# Problem requirements:
Using the listing below, select the lines with the word "Boxscore" and copy them.

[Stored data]
● ● ● ● ●

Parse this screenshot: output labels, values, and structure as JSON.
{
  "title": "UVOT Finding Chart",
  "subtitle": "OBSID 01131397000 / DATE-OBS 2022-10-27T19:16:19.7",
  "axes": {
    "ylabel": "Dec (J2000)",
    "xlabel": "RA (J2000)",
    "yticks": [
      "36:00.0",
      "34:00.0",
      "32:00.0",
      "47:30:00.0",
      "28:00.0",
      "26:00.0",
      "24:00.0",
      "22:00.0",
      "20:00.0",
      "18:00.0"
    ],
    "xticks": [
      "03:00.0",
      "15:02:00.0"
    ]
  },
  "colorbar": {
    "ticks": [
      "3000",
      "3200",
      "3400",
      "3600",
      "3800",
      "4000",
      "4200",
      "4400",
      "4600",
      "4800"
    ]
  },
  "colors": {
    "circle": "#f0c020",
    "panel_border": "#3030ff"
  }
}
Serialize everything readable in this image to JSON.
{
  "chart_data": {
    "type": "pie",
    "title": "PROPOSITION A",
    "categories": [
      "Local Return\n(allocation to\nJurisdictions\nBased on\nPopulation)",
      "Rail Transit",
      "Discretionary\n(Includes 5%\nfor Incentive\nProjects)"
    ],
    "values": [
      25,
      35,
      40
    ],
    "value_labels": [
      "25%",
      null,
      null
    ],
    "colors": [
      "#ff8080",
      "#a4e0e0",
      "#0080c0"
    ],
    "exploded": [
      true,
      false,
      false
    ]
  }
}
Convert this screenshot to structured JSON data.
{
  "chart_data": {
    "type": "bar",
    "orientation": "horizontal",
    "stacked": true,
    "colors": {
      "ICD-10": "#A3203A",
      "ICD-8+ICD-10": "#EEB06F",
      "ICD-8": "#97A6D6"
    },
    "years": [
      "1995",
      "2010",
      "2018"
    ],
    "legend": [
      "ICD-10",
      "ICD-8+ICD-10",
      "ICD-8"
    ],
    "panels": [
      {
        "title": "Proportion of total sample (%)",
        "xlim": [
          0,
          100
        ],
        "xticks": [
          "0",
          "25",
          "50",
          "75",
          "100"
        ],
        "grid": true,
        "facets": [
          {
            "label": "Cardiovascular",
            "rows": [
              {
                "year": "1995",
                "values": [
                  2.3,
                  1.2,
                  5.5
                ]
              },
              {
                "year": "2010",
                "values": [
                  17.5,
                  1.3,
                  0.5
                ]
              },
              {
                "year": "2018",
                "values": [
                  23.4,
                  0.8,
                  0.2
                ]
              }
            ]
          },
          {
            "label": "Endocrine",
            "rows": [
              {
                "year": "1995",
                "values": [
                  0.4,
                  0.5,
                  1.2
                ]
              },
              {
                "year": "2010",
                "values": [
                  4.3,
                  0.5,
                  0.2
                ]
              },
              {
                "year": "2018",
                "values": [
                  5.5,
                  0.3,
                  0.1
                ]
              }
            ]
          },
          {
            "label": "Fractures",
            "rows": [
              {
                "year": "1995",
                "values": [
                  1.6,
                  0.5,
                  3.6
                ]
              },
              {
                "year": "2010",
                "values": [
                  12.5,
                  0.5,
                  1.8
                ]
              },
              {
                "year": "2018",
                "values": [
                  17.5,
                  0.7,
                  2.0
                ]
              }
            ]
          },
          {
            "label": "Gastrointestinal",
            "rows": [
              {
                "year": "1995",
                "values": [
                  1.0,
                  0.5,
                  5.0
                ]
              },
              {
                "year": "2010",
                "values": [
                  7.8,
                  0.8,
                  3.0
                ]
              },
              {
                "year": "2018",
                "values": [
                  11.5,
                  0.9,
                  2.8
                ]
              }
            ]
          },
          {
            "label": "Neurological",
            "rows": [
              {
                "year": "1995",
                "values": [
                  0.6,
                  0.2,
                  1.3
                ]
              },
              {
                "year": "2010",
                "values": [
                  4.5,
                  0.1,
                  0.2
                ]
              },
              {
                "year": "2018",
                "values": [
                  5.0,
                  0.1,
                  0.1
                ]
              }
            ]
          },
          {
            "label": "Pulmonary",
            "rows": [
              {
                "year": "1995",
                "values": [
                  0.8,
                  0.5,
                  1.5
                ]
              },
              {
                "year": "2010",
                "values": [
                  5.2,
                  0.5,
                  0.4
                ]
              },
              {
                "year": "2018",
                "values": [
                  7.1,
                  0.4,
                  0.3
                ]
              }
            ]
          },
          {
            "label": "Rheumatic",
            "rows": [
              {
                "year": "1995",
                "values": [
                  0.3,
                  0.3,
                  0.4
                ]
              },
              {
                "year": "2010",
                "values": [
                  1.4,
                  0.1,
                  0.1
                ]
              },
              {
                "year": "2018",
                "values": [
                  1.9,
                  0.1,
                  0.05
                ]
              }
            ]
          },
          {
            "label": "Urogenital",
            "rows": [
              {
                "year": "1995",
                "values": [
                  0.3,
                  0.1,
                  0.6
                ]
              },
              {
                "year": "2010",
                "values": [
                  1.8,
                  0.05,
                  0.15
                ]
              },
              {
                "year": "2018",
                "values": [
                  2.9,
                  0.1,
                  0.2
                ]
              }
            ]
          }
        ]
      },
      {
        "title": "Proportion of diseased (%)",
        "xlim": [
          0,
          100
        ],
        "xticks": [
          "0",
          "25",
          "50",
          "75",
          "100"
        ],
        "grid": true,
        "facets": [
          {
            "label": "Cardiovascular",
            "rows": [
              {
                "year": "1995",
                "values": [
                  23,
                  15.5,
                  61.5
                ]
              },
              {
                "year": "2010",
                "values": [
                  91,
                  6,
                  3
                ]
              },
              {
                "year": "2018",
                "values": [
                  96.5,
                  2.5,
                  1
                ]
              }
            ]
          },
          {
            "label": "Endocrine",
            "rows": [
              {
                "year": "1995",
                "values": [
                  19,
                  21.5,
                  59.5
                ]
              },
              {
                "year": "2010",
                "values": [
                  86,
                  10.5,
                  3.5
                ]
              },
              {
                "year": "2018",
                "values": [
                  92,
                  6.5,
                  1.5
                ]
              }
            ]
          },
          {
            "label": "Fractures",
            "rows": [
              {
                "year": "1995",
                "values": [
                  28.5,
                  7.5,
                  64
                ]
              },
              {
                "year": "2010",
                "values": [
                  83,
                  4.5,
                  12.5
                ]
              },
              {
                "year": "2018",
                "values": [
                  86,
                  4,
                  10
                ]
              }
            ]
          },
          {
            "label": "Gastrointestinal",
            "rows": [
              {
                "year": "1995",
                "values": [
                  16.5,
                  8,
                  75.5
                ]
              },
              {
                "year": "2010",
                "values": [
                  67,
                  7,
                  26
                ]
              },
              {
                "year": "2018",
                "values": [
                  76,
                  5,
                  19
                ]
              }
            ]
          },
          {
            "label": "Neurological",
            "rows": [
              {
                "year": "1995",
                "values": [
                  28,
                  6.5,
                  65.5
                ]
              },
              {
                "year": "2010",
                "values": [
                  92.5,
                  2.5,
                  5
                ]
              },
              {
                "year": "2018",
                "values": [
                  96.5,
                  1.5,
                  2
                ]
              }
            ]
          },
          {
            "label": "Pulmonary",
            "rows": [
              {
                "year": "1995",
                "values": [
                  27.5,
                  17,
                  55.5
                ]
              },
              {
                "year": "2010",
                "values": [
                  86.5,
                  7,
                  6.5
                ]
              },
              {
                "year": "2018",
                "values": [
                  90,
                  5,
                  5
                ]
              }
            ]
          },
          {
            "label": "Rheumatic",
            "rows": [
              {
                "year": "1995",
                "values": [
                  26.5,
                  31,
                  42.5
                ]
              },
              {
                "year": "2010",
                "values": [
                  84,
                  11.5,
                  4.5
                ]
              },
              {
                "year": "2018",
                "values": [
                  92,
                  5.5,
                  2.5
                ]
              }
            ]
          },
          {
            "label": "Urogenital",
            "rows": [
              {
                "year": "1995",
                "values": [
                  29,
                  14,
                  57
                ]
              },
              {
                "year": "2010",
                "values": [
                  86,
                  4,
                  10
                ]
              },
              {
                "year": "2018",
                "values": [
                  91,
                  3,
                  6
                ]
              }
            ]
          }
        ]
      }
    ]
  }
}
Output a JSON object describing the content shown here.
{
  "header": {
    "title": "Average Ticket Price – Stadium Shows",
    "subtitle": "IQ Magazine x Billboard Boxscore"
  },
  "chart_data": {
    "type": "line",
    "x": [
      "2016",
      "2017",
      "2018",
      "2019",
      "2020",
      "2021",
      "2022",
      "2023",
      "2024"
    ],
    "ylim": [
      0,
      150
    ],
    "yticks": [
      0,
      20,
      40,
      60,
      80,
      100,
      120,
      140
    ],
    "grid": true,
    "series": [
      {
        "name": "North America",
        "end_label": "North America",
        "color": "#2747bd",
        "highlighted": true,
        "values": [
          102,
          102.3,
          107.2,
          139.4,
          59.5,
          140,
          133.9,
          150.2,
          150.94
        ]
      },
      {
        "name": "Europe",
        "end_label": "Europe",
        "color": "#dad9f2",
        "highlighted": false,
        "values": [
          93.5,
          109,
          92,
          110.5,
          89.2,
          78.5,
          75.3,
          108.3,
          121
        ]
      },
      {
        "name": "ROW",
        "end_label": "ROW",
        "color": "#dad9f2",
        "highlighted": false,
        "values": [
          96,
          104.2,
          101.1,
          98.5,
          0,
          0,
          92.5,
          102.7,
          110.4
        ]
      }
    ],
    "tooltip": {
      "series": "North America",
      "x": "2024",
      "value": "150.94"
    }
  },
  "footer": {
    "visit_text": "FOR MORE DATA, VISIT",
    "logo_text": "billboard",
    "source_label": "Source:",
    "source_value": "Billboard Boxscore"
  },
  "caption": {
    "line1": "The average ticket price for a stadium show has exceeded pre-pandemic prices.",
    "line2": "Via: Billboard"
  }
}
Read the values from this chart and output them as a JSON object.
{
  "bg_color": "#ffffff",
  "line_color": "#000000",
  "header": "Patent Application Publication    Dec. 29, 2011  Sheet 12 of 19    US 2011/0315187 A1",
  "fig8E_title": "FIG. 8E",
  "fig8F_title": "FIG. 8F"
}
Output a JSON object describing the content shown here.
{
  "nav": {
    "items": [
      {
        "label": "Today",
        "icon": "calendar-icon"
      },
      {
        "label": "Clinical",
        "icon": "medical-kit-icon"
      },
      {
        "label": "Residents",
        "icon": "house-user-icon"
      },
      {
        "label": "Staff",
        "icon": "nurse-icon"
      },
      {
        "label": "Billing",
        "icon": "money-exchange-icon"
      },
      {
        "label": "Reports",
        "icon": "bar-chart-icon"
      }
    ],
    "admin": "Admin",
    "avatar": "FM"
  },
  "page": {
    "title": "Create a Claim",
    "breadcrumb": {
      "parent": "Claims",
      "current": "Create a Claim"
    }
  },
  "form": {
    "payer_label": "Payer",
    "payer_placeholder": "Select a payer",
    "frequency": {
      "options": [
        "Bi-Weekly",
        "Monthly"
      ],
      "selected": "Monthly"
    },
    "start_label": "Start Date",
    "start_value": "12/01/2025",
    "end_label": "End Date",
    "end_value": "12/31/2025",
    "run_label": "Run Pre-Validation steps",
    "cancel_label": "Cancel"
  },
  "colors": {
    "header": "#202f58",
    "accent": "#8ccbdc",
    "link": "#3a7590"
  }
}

● ● ● ● ●

# Response to the exercise:
    "subtitle": "IQ Magazine x Billboard Boxscore"
    "source_value": "Billboard Boxscore"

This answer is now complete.